▸ Given exercise: List all lines of the data containing the word "title".
** Begin Data supplied **
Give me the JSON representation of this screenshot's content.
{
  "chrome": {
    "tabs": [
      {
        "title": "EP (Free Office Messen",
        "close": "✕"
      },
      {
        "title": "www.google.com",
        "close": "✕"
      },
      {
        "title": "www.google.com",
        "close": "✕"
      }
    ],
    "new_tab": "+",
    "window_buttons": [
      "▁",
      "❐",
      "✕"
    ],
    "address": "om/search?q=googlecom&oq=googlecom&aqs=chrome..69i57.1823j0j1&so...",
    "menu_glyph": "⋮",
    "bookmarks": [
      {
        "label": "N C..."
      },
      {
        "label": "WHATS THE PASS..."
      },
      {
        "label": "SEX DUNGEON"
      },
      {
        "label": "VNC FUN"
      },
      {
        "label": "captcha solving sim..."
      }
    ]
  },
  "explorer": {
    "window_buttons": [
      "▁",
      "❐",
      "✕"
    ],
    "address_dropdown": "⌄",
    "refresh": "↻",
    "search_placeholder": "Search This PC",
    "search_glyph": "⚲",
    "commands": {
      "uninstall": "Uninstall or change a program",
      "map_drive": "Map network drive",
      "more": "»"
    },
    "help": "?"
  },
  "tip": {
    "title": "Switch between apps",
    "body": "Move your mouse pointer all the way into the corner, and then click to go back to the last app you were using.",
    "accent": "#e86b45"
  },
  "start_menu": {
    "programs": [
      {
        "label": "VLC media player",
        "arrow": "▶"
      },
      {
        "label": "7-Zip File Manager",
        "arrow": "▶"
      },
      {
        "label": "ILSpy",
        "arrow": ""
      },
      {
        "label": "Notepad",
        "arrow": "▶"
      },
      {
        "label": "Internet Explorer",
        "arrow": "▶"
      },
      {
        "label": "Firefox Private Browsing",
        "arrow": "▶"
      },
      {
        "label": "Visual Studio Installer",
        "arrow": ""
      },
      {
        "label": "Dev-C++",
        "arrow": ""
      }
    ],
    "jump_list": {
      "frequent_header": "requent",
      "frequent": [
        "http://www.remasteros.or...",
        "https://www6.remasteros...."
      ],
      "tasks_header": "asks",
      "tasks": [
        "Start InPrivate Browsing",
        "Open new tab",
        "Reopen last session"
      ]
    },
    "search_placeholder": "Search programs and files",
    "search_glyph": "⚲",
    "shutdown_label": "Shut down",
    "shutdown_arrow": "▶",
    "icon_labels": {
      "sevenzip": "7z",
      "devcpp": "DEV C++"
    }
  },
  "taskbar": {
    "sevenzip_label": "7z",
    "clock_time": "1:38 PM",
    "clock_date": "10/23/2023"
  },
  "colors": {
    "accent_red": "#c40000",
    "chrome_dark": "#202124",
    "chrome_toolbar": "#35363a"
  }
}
** End Data supplied **
▸ Task output:
        "title": "EP (Free Office Messen",
        "title": "www.google.com",
        "title": "www.google.com",
    "title": "Switch between apps",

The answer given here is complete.